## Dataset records
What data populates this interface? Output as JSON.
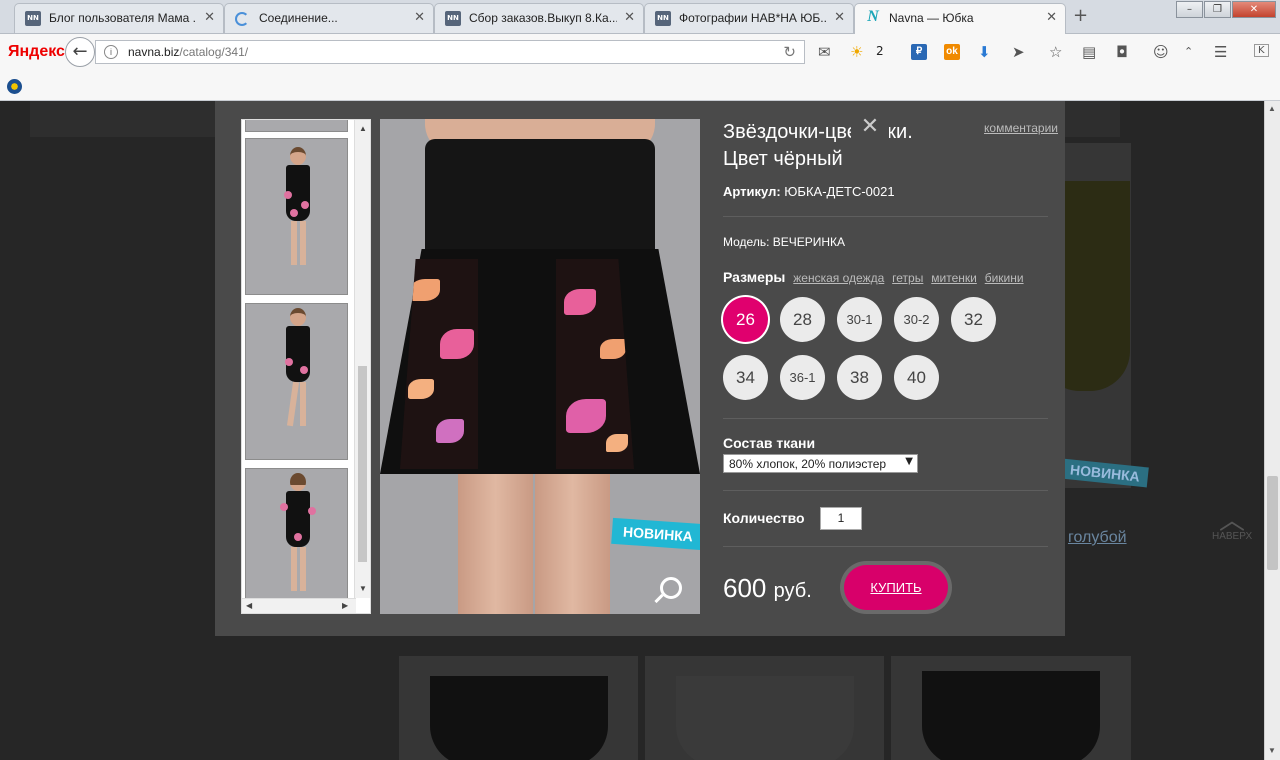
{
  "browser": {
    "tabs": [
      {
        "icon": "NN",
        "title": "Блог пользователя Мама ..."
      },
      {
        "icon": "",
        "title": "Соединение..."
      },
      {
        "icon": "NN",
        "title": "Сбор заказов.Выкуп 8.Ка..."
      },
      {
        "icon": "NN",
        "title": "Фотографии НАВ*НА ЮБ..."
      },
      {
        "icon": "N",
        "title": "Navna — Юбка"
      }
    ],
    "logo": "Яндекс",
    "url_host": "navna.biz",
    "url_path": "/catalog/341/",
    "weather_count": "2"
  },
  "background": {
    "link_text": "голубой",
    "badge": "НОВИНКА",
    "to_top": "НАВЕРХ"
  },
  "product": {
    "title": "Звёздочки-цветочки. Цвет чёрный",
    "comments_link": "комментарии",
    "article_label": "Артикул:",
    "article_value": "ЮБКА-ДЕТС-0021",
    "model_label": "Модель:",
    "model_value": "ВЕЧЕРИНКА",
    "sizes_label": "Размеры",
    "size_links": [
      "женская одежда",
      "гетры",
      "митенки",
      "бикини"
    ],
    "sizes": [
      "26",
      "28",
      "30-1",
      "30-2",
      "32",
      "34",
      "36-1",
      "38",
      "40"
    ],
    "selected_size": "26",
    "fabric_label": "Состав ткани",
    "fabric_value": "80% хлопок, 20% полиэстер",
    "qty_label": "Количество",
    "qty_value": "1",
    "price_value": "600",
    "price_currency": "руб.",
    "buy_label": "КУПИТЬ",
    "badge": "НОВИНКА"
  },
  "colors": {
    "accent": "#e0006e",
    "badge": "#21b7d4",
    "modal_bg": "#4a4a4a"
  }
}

## WHAT YOU HAVE TO DO
Skip the pictures and transcribe the rest of the records exactly.

## ANSWER BELOW
What data populates this interface? Output as JSON.
{
  "browser": {
    "tabs": [
      {
        "icon": "NN",
        "title": "Блог пользователя Мама ..."
      },
      {
        "icon": "",
        "title": "Соединение..."
      },
      {
        "icon": "NN",
        "title": "Сбор заказов.Выкуп 8.Ка..."
      },
      {
        "icon": "NN",
        "title": "Фотографии НАВ*НА ЮБ..."
      },
      {
        "icon": "N",
        "title": "Navna — Юбка"
      }
    ],
    "logo": "Яндекс",
    "url_host": "navna.biz",
    "url_path": "/catalog/341/",
    "weather_count": "2"
  },
  "background": {
    "link_text": "голубой",
    "badge": "НОВИНКА",
    "to_top": "НАВЕРХ"
  },
  "product": {
    "title": "Звёздочки-цветочки. Цвет чёрный",
    "comments_link": "комментарии",
    "article_label": "Артикул:",
    "article_value": "ЮБКА-ДЕТС-0021",
    "model_label": "Модель:",
    "model_value": "ВЕЧЕРИНКА",
    "sizes_label": "Размеры",
    "size_links": [
      "женская одежда",
      "гетры",
      "митенки",
      "бикини"
    ],
    "sizes": [
      "26",
      "28",
      "30-1",
      "30-2",
      "32",
      "34",
      "36-1",
      "38",
      "40"
    ],
    "selected_size": "26",
    "fabric_label": "Состав ткани",
    "fabric_value": "80% хлопок, 20% полиэстер",
    "qty_label": "Количество",
    "qty_value": "1",
    "price_value": "600",
    "price_currency": "руб.",
    "buy_label": "КУПИТЬ",
    "badge": "НОВИНКА"
  },
  "colors": {
    "accent": "#e0006e",
    "badge": "#21b7d4",
    "modal_bg": "#4a4a4a"
  }
}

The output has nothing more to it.